- _Goal_
Every line of the data must be copied exactly.

'''

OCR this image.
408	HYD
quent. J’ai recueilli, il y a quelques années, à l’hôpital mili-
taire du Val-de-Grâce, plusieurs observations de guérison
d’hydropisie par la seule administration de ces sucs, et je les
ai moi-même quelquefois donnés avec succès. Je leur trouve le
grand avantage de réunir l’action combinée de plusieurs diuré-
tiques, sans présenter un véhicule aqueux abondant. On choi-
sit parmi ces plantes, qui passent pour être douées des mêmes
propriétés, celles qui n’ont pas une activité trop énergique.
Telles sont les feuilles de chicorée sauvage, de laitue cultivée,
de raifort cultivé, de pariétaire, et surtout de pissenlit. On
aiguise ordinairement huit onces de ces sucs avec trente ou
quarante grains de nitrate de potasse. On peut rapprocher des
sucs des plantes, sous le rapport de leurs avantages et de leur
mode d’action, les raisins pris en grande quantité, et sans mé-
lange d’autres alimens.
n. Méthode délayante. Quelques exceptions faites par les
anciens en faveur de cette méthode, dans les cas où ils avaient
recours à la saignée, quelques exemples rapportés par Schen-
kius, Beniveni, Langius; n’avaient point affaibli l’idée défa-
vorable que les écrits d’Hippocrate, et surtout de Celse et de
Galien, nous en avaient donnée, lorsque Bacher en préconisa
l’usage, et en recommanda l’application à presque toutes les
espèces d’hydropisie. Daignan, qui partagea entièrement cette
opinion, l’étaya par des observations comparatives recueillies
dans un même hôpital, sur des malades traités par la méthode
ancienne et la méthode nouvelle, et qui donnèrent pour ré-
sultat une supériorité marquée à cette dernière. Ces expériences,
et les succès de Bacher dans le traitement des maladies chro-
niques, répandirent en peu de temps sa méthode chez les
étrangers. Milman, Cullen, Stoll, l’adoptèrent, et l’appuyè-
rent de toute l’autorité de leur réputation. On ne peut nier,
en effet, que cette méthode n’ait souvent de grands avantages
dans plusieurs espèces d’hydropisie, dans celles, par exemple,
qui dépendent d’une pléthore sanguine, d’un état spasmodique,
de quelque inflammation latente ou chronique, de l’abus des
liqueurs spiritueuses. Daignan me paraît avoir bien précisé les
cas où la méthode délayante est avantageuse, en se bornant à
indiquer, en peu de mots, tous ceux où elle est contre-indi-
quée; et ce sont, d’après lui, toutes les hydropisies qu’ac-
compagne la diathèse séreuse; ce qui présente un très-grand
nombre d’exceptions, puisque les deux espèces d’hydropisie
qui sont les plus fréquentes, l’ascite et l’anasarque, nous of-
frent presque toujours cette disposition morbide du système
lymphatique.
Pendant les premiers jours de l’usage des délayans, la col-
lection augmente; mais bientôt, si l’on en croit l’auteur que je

'''

- _Solution below_
OCR this image.
408	HYD
quent. J’ai recueilli, il y a quelques années, à l’hôpital mili-
taire du Val-de-Grâce, plusieurs observations de guérison
d’hydropisie par la seule administration de ces sucs, et je les
ai moi-même quelquefois donnés avec succès. Je leur trouve le
grand avantage de réunir l’action combinée de plusieurs diuré-
tiques, sans présenter un véhicule aqueux abondant. On choi-
sit parmi ces plantes, qui passent pour être douées des mêmes
propriétés, celles qui n’ont pas une activité trop énergique.
Telles sont les feuilles de chicorée sauvage, de laitue cultivée,
de raifort cultivé, de pariétaire, et surtout de pissenlit. On
aiguise ordinairement huit onces de ces sucs avec trente ou
quarante grains de nitrate de potasse. On peut rapprocher des
sucs des plantes, sous le rapport de leurs avantages et de leur
mode d’action, les raisins pris en grande quantité, et sans mé-
lange d’autres alimens.
n. Méthode délayante. Quelques exceptions faites par les
anciens en faveur de cette méthode, dans les cas où ils avaient
recours à la saignée, quelques exemples rapportés par Schen-
kius, Beniveni, Langius; n’avaient point affaibli l’idée défa-
vorable que les écrits d’Hippocrate, et surtout de Celse et de
Galien, nous en avaient donnée, lorsque Bacher en préconisa
l’usage, et en recommanda l’application à presque toutes les
espèces d’hydropisie. Daignan, qui partagea entièrement cette
opinion, l’étaya par des observations comparatives recueillies
dans un même hôpital, sur des malades traités par la méthode
ancienne et la méthode nouvelle, et qui donnèrent pour ré-
sultat une supériorité marquée à cette dernière. Ces expériences,
et les succès de Bacher dans le traitement des maladies chro-
niques, répandirent en peu de temps sa méthode chez les
étrangers. Milman, Cullen, Stoll, l’adoptèrent, et l’appuyè-
rent de toute l’autorité de leur réputation. On ne peut nier,
en effet, que cette méthode n’ait souvent de grands avantages
dans plusieurs espèces d’hydropisie, dans celles, par exemple,
qui dépendent d’une pléthore sanguine, d’un état spasmodique,
de quelque inflammation latente ou chronique, de l’abus des
liqueurs spiritueuses. Daignan me paraît avoir bien précisé les
cas où la méthode délayante est avantageuse, en se bornant à
indiquer, en peu de mots, tous ceux où elle est contre-indi-
quée; et ce sont, d’après lui, toutes les hydropisies qu’ac-
compagne la diathèse séreuse; ce qui présente un très-grand
nombre d’exceptions, puisque les deux espèces d’hydropisie
qui sont les plus fréquentes, l’ascite et l’anasarque, nous of-
frent presque toujours cette disposition morbide du système
lymphatique.
Pendant les premiers jours de l’usage des délayans, la col-
lection augmente; mais bientôt, si l’on en croit l’auteur que je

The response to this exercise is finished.